### [GOAL OF THE EXERCISE]
Restate each entry word for word, leaving nothing out.

### [RECORDS FOR PROCESSING]
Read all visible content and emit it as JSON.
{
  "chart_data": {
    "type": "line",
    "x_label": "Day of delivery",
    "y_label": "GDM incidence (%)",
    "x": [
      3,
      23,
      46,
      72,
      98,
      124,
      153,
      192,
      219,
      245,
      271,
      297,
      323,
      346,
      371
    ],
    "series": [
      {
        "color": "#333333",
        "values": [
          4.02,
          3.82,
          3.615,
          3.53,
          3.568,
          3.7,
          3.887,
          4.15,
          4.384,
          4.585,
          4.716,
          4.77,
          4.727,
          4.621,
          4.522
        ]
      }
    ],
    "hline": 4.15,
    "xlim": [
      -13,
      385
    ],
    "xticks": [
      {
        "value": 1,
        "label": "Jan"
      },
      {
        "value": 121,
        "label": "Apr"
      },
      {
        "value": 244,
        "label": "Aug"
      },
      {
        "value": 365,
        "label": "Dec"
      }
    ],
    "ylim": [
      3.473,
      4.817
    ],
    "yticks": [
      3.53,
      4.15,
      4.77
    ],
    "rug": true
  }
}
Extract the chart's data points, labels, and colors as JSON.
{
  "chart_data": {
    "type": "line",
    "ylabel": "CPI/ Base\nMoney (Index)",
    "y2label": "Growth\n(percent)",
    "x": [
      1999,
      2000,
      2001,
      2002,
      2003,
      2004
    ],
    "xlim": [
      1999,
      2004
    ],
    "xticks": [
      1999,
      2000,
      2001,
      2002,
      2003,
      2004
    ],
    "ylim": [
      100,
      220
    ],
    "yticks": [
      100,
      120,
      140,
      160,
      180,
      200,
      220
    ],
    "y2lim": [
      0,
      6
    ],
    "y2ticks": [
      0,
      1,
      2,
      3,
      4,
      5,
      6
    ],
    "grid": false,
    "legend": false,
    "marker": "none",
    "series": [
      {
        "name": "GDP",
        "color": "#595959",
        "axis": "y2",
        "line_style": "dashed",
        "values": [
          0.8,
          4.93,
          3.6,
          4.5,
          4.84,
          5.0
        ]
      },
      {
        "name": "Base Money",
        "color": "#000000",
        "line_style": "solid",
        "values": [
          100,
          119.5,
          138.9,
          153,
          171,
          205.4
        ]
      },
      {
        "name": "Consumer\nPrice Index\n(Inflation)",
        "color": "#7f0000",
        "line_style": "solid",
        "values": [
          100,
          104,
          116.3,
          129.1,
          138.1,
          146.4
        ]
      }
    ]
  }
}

### [RESULT FOR THIS EXERCISE]
Read all visible content and emit it as JSON.
{
  "chart_data": {
    "type": "line",
    "x_label": "Day of delivery",
    "y_label": "GDM incidence (%)",
    "x": [
      3,
      23,
      46,
      72,
      98,
      124,
      153,
      192,
      219,
      245,
      271,
      297,
      323,
      346,
      371
    ],
    "series": [
      {
        "color": "#333333",
        "values": [
          4.02,
          3.82,
          3.615,
          3.53,
          3.568,
          3.7,
          3.887,
          4.15,
          4.384,
          4.585,
          4.716,
          4.77,
          4.727,
          4.621,
          4.522
        ]
      }
    ],
    "hline": 4.15,
    "xlim": [
      -13,
      385
    ],
    "xticks": [
      {
        "value": 1,
        "label": "Jan"
      },
      {
        "value": 121,
        "label": "Apr"
      },
      {
        "value": 244,
        "label": "Aug"
      },
      {
        "value": 365,
        "label": "Dec"
      }
    ],
    "ylim": [
      3.473,
      4.817
    ],
    "yticks": [
      3.53,
      4.15,
      4.77
    ],
    "rug": true
  }
}
Extract the chart's data points, labels, and colors as JSON.
{
  "chart_data": {
    "type": "line",
    "ylabel": "CPI/ Base\nMoney (Index)",
    "y2label": "Growth\n(percent)",
    "x": [
      1999,
      2000,
      2001,
      2002,
      2003,
      2004
    ],
    "xlim": [
      1999,
      2004
    ],
    "xticks": [
      1999,
      2000,
      2001,
      2002,
      2003,
      2004
    ],
    "ylim": [
      100,
      220
    ],
    "yticks": [
      100,
      120,
      140,
      160,
      180,
      200,
      220
    ],
    "y2lim": [
      0,
      6
    ],
    "y2ticks": [
      0,
      1,
      2,
      3,
      4,
      5,
      6
    ],
    "grid": false,
    "legend": false,
    "marker": "none",
    "series": [
      {
        "name": "GDP",
        "color": "#595959",
        "axis": "y2",
        "line_style": "dashed",
        "values": [
          0.8,
          4.93,
          3.6,
          4.5,
          4.84,
          5.0
        ]
      },
      {
        "name": "Base Money",
        "color": "#000000",
        "line_style": "solid",
        "values": [
          100,
          119.5,
          138.9,
          153,
          171,
          205.4
        ]
      },
      {
        "name": "Consumer\nPrice Index\n(Inflation)",
        "color": "#7f0000",
        "line_style": "solid",
        "values": [
          100,
          104,
          116.3,
          129.1,
          138.1,
          146.4
        ]
      }
    ]
  }
}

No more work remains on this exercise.